— Start RECORD EXCERPTS —

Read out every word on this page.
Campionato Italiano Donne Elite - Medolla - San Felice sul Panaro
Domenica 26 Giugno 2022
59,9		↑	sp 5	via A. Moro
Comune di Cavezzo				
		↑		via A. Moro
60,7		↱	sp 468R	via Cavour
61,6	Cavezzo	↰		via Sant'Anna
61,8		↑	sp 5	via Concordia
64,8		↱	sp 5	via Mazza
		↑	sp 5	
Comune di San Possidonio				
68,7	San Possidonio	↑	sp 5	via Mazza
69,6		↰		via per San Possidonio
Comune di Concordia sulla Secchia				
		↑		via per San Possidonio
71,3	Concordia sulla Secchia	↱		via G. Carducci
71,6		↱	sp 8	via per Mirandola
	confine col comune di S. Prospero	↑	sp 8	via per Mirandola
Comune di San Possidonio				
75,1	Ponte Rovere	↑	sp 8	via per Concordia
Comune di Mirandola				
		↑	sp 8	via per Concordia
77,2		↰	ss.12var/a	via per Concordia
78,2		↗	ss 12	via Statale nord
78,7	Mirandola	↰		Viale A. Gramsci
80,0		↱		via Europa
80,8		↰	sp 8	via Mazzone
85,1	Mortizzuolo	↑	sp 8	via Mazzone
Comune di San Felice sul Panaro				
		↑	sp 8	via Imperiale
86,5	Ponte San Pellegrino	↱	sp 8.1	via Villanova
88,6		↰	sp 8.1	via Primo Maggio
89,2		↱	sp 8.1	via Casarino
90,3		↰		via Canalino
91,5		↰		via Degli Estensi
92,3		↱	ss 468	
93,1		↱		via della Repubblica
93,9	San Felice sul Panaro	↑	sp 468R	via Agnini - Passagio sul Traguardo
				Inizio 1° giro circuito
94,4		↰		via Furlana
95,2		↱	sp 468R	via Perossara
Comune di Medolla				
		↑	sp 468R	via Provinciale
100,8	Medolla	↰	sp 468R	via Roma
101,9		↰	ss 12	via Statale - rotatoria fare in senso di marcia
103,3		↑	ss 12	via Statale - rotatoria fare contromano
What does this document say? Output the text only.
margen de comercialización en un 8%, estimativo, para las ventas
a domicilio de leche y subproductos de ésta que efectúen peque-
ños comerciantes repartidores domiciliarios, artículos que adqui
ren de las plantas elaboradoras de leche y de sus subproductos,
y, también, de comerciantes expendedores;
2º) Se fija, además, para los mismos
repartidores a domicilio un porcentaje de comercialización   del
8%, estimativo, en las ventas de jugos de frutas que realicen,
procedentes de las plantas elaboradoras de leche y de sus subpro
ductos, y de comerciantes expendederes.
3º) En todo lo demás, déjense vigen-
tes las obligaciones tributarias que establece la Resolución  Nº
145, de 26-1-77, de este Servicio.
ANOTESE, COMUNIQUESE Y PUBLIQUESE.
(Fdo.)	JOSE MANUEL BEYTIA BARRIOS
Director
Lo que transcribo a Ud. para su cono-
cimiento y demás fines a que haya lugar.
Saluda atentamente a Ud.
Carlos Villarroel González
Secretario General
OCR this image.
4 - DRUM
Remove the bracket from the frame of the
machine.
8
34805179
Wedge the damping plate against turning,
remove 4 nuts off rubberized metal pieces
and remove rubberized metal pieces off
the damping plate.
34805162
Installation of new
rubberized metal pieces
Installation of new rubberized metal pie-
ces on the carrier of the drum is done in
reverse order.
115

— End RECORD EXCERPTS —

◆ **TASK GOAL**
Produce a verbatim transcription of the entries above.

◆ **PROBLEM SOLUTION**
Read out every word on this page.
Campionato Italiano Donne Elite - Medolla - San Felice sul Panaro
Domenica 26 Giugno 2022
59,9		↑	sp 5	via A. Moro
Comune di Cavezzo				
		↑		via A. Moro
60,7		↱	sp 468R	via Cavour
61,6	Cavezzo	↰		via Sant'Anna
61,8		↑	sp 5	via Concordia
64,8		↱	sp 5	via Mazza
		↑	sp 5	
Comune di San Possidonio				
68,7	San Possidonio	↑	sp 5	via Mazza
69,6		↰		via per San Possidonio
Comune di Concordia sulla Secchia				
		↑		via per San Possidonio
71,3	Concordia sulla Secchia	↱		via G. Carducci
71,6		↱	sp 8	via per Mirandola
	confine col comune di S. Prospero	↑	sp 8	via per Mirandola
Comune di San Possidonio				
75,1	Ponte Rovere	↑	sp 8	via per Concordia
Comune di Mirandola				
		↑	sp 8	via per Concordia
77,2		↰	ss.12var/a	via per Concordia
78,2		↗	ss 12	via Statale nord
78,7	Mirandola	↰		Viale A. Gramsci
80,0		↱		via Europa
80,8		↰	sp 8	via Mazzone
85,1	Mortizzuolo	↑	sp 8	via Mazzone
Comune di San Felice sul Panaro				
		↑	sp 8	via Imperiale
86,5	Ponte San Pellegrino	↱	sp 8.1	via Villanova
88,6		↰	sp 8.1	via Primo Maggio
89,2		↱	sp 8.1	via Casarino
90,3		↰		via Canalino
91,5		↰		via Degli Estensi
92,3		↱	ss 468	
93,1		↱		via della Repubblica
93,9	San Felice sul Panaro	↑	sp 468R	via Agnini - Passagio sul Traguardo
				Inizio 1° giro circuito
94,4		↰		via Furlana
95,2		↱	sp 468R	via Perossara
Comune di Medolla				
		↑	sp 468R	via Provinciale
100,8	Medolla	↰	sp 468R	via Roma
101,9		↰	ss 12	via Statale - rotatoria fare in senso di marcia
103,3		↑	ss 12	via Statale - rotatoria fare contromano
What does this document say? Output the text only.
margen de comercialización en un 8%, estimativo, para las ventas
a domicilio de leche y subproductos de ésta que efectúen peque-
ños comerciantes repartidores domiciliarios, artículos que adqui
ren de las plantas elaboradoras de leche y de sus subproductos,
y, también, de comerciantes expendedores;
2º) Se fija, además, para los mismos
repartidores a domicilio un porcentaje de comercialización   del
8%, estimativo, en las ventas de jugos de frutas que realicen,
procedentes de las plantas elaboradoras de leche y de sus subpro
ductos, y de comerciantes expendederes.
3º) En todo lo demás, déjense vigen-
tes las obligaciones tributarias que establece la Resolución  Nº
145, de 26-1-77, de este Servicio.
ANOTESE, COMUNIQUESE Y PUBLIQUESE.
(Fdo.)	JOSE MANUEL BEYTIA BARRIOS
Director
Lo que transcribo a Ud. para su cono-
cimiento y demás fines a que haya lugar.
Saluda atentamente a Ud.
Carlos Villarroel González
Secretario General
OCR this image.
4 - DRUM
Remove the bracket from the frame of the
machine.
8
34805179
Wedge the damping plate against turning,
remove 4 nuts off rubberized metal pieces
and remove rubberized metal pieces off
the damping plate.
34805162
Installation of new
rubberized metal pieces
Installation of new rubberized metal pie-
ces on the carrier of the drum is done in
reverse order.
115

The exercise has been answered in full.